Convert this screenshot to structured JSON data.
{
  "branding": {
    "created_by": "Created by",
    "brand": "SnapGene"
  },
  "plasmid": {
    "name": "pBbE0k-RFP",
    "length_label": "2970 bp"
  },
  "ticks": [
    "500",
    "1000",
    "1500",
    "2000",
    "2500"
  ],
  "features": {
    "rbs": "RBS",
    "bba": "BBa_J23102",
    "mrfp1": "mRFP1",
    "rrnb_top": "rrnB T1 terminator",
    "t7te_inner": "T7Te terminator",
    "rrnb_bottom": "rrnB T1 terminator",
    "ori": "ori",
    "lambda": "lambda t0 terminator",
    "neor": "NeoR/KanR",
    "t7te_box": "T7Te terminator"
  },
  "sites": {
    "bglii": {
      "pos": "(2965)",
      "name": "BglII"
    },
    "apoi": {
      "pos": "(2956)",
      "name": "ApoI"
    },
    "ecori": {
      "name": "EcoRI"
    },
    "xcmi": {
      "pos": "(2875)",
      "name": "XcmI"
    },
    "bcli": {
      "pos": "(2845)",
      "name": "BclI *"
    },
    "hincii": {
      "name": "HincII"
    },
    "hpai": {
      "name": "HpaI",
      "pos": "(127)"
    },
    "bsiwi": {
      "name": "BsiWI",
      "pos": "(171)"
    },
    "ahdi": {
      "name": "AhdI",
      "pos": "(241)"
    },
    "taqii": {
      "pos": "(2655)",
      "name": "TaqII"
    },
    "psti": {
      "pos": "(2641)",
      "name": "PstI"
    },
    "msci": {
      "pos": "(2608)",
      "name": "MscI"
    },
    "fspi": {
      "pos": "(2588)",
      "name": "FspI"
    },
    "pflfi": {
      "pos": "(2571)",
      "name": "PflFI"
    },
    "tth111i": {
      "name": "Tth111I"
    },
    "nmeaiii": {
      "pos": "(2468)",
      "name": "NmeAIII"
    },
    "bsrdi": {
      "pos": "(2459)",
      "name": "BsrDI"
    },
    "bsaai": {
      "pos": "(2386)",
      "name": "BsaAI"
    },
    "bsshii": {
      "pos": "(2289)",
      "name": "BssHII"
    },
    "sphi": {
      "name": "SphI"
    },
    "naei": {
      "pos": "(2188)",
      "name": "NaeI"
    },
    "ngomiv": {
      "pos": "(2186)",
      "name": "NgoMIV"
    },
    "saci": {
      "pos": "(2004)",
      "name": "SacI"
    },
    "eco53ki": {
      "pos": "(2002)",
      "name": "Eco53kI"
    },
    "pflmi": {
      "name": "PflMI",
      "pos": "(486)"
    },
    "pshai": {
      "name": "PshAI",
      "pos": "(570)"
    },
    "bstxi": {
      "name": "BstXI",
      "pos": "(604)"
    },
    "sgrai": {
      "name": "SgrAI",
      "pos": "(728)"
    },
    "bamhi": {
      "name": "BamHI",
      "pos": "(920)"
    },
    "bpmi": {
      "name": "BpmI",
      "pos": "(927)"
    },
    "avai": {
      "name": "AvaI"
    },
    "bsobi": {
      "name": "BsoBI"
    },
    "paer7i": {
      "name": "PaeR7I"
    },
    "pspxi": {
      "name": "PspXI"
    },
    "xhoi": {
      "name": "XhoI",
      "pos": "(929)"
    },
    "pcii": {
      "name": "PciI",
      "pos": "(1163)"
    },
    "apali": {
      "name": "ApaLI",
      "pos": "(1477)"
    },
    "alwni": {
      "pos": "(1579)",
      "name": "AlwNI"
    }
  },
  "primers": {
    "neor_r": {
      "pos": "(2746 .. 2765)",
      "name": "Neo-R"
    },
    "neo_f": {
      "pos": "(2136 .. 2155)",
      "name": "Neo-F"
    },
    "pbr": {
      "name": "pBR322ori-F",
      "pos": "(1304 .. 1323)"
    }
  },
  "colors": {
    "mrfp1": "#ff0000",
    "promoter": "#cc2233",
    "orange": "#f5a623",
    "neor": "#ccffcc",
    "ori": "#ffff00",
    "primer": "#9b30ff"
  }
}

Exercise
Extract the complete set of records unchanged.

The solution
Convert this screenshot to structured JSON data.
{
  "branding": {
    "created_by": "Created by",
    "brand": "SnapGene"
  },
  "plasmid": {
    "name": "pBbE0k-RFP",
    "length_label": "2970 bp"
  },
  "ticks": [
    "500",
    "1000",
    "1500",
    "2000",
    "2500"
  ],
  "features": {
    "rbs": "RBS",
    "bba": "BBa_J23102",
    "mrfp1": "mRFP1",
    "rrnb_top": "rrnB T1 terminator",
    "t7te_inner": "T7Te terminator",
    "rrnb_bottom": "rrnB T1 terminator",
    "ori": "ori",
    "lambda": "lambda t0 terminator",
    "neor": "NeoR/KanR",
    "t7te_box": "T7Te terminator"
  },
  "sites": {
    "bglii": {
      "pos": "(2965)",
      "name": "BglII"
    },
    "apoi": {
      "pos": "(2956)",
      "name": "ApoI"
    },
    "ecori": {
      "name": "EcoRI"
    },
    "xcmi": {
      "pos": "(2875)",
      "name": "XcmI"
    },
    "bcli": {
      "pos": "(2845)",
      "name": "BclI *"
    },
    "hincii": {
      "name": "HincII"
    },
    "hpai": {
      "name": "HpaI",
      "pos": "(127)"
    },
    "bsiwi": {
      "name": "BsiWI",
      "pos": "(171)"
    },
    "ahdi": {
      "name": "AhdI",
      "pos": "(241)"
    },
    "taqii": {
      "pos": "(2655)",
      "name": "TaqII"
    },
    "psti": {
      "pos": "(2641)",
      "name": "PstI"
    },
    "msci": {
      "pos": "(2608)",
      "name": "MscI"
    },
    "fspi": {
      "pos": "(2588)",
      "name": "FspI"
    },
    "pflfi": {
      "pos": "(2571)",
      "name": "PflFI"
    },
    "tth111i": {
      "name": "Tth111I"
    },
    "nmeaiii": {
      "pos": "(2468)",
      "name": "NmeAIII"
    },
    "bsrdi": {
      "pos": "(2459)",
      "name": "BsrDI"
    },
    "bsaai": {
      "pos": "(2386)",
      "name": "BsaAI"
    },
    "bsshii": {
      "pos": "(2289)",
      "name": "BssHII"
    },
    "sphi": {
      "name": "SphI"
    },
    "naei": {
      "pos": "(2188)",
      "name": "NaeI"
    },
    "ngomiv": {
      "pos": "(2186)",
      "name": "NgoMIV"
    },
    "saci": {
      "pos": "(2004)",
      "name": "SacI"
    },
    "eco53ki": {
      "pos": "(2002)",
      "name": "Eco53kI"
    },
    "pflmi": {
      "name": "PflMI",
      "pos": "(486)"
    },
    "pshai": {
      "name": "PshAI",
      "pos": "(570)"
    },
    "bstxi": {
      "name": "BstXI",
      "pos": "(604)"
    },
    "sgrai": {
      "name": "SgrAI",
      "pos": "(728)"
    },
    "bamhi": {
      "name": "BamHI",
      "pos": "(920)"
    },
    "bpmi": {
      "name": "BpmI",
      "pos": "(927)"
    },
    "avai": {
      "name": "AvaI"
    },
    "bsobi": {
      "name": "BsoBI"
    },
    "paer7i": {
      "name": "PaeR7I"
    },
    "pspxi": {
      "name": "PspXI"
    },
    "xhoi": {
      "name": "XhoI",
      "pos": "(929)"
    },
    "pcii": {
      "name": "PciI",
      "pos": "(1163)"
    },
    "apali": {
      "name": "ApaLI",
      "pos": "(1477)"
    },
    "alwni": {
      "pos": "(1579)",
      "name": "AlwNI"
    }
  },
  "primers": {
    "neor_r": {
      "pos": "(2746 .. 2765)",
      "name": "Neo-R"
    },
    "neo_f": {
      "pos": "(2136 .. 2155)",
      "name": "Neo-F"
    },
    "pbr": {
      "name": "pBR322ori-F",
      "pos": "(1304 .. 1323)"
    }
  },
  "colors": {
    "mrfp1": "#ff0000",
    "promoter": "#cc2233",
    "orange": "#f5a623",
    "neor": "#ccffcc",
    "ori": "#ffff00",
    "primer": "#9b30ff"
  }
}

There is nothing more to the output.